- [HOW TO COMPLETE THIS TASK]: Your answer should be a single number: the count of lines in the records below containing the word "还是绿线".
**********
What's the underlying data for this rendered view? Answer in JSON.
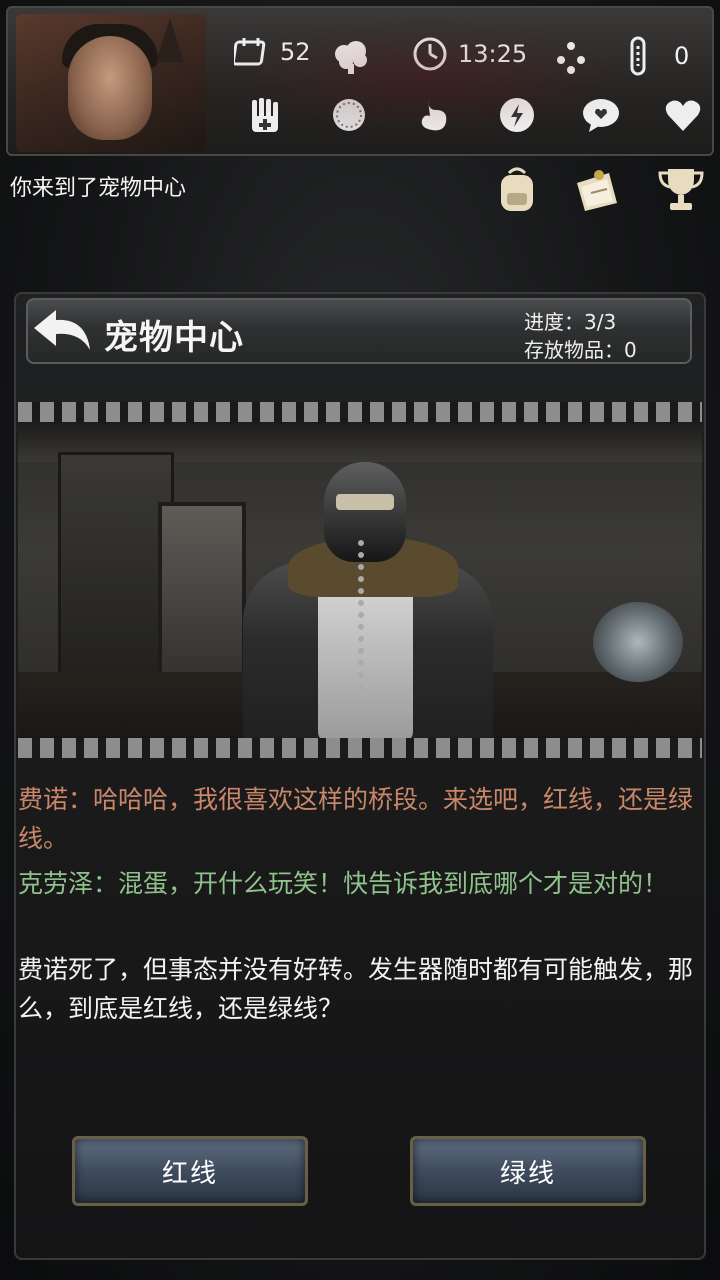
{
  "hud": {
    "days": "52",
    "time": "13:25",
    "temperature": "0",
    "icons": [
      "calendar-icon",
      "brain-cloud-icon",
      "clock-icon",
      "snowflake-icon",
      "thermometer-icon",
      "hand-medical-icon",
      "virus-icon",
      "stomach-icon",
      "energy-icon",
      "mood-icon",
      "heart-icon"
    ]
  },
  "location": {
    "text": "你来到了宠物中心",
    "icons": [
      "backpack-icon",
      "notes-icon",
      "trophy-icon"
    ]
  },
  "panel": {
    "title": "宠物中心",
    "progress": "进度：3/3",
    "stored_items": "存放物品：0"
  },
  "dialogue": {
    "line1": "费诺：哈哈哈，我很喜欢这样的桥段。来选吧，红线，还是绿线。",
    "line2": "克劳泽：混蛋，开什么玩笑！快告诉我到底哪个才是对的！",
    "line3": "费诺死了，但事态并没有好转。发生器随时都有可能触发，那么，到底是红线，还是绿线？"
  },
  "choices": {
    "red": "红线",
    "green": "绿线"
  },
  "colors": {
    "speaker1": "#c9876a",
    "speaker2": "#8fc28b",
    "narration": "#f2f2f2",
    "button": "#3f4c5e"
  }
}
**********
- [EXERCISE OUTPUT]: 2